[Required work]
Output each line of the material exactly as it stands.

Begin Given records

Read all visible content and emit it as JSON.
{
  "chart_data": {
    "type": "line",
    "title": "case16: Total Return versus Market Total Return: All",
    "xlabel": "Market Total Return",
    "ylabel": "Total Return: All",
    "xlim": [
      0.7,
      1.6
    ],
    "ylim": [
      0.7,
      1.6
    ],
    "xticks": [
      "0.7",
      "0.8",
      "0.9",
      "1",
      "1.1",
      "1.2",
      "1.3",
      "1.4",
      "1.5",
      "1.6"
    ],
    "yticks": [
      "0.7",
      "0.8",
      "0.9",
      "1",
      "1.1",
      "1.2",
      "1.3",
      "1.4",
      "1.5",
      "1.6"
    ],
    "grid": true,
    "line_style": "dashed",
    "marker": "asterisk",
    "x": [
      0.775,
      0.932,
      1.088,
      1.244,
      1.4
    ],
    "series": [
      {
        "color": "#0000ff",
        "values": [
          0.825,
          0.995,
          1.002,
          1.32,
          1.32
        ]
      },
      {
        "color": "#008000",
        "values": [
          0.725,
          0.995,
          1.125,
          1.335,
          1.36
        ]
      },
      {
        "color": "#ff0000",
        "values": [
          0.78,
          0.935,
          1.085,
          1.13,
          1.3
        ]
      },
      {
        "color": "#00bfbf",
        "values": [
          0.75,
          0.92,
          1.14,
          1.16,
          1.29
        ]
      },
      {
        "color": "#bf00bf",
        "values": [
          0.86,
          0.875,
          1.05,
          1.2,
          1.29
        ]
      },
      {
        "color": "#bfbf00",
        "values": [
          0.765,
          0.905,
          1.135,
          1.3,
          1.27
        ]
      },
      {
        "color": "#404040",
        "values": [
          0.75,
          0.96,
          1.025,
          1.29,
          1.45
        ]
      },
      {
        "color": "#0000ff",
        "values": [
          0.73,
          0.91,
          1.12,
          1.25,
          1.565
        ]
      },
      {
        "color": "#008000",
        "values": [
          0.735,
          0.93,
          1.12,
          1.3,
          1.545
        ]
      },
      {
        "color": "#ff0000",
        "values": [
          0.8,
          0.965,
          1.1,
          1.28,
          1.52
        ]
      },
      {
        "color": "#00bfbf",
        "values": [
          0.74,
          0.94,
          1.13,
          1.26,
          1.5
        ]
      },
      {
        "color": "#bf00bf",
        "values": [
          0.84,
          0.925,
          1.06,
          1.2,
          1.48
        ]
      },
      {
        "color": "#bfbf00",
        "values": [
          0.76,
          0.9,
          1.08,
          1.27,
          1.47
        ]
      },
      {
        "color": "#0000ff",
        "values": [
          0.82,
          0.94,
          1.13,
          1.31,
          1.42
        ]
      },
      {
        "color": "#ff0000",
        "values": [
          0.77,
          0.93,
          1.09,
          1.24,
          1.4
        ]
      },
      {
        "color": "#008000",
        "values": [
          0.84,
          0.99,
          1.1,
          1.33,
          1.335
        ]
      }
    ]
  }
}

End Given records

[Output for this task]
Read all visible content and emit it as JSON.
{
  "chart_data": {
    "type": "line",
    "title": "case16: Total Return versus Market Total Return: All",
    "xlabel": "Market Total Return",
    "ylabel": "Total Return: All",
    "xlim": [
      0.7,
      1.6
    ],
    "ylim": [
      0.7,
      1.6
    ],
    "xticks": [
      "0.7",
      "0.8",
      "0.9",
      "1",
      "1.1",
      "1.2",
      "1.3",
      "1.4",
      "1.5",
      "1.6"
    ],
    "yticks": [
      "0.7",
      "0.8",
      "0.9",
      "1",
      "1.1",
      "1.2",
      "1.3",
      "1.4",
      "1.5",
      "1.6"
    ],
    "grid": true,
    "line_style": "dashed",
    "marker": "asterisk",
    "x": [
      0.775,
      0.932,
      1.088,
      1.244,
      1.4
    ],
    "series": [
      {
        "color": "#0000ff",
        "values": [
          0.825,
          0.995,
          1.002,
          1.32,
          1.32
        ]
      },
      {
        "color": "#008000",
        "values": [
          0.725,
          0.995,
          1.125,
          1.335,
          1.36
        ]
      },
      {
        "color": "#ff0000",
        "values": [
          0.78,
          0.935,
          1.085,
          1.13,
          1.3
        ]
      },
      {
        "color": "#00bfbf",
        "values": [
          0.75,
          0.92,
          1.14,
          1.16,
          1.29
        ]
      },
      {
        "color": "#bf00bf",
        "values": [
          0.86,
          0.875,
          1.05,
          1.2,
          1.29
        ]
      },
      {
        "color": "#bfbf00",
        "values": [
          0.765,
          0.905,
          1.135,
          1.3,
          1.27
        ]
      },
      {
        "color": "#404040",
        "values": [
          0.75,
          0.96,
          1.025,
          1.29,
          1.45
        ]
      },
      {
        "color": "#0000ff",
        "values": [
          0.73,
          0.91,
          1.12,
          1.25,
          1.565
        ]
      },
      {
        "color": "#008000",
        "values": [
          0.735,
          0.93,
          1.12,
          1.3,
          1.545
        ]
      },
      {
        "color": "#ff0000",
        "values": [
          0.8,
          0.965,
          1.1,
          1.28,
          1.52
        ]
      },
      {
        "color": "#00bfbf",
        "values": [
          0.74,
          0.94,
          1.13,
          1.26,
          1.5
        ]
      },
      {
        "color": "#bf00bf",
        "values": [
          0.84,
          0.925,
          1.06,
          1.2,
          1.48
        ]
      },
      {
        "color": "#bfbf00",
        "values": [
          0.76,
          0.9,
          1.08,
          1.27,
          1.47
        ]
      },
      {
        "color": "#0000ff",
        "values": [
          0.82,
          0.94,
          1.13,
          1.31,
          1.42
        ]
      },
      {
        "color": "#ff0000",
        "values": [
          0.77,
          0.93,
          1.09,
          1.24,
          1.4
        ]
      },
      {
        "color": "#008000",
        "values": [
          0.84,
          0.99,
          1.1,
          1.33,
          1.335
        ]
      }
    ]
  }
}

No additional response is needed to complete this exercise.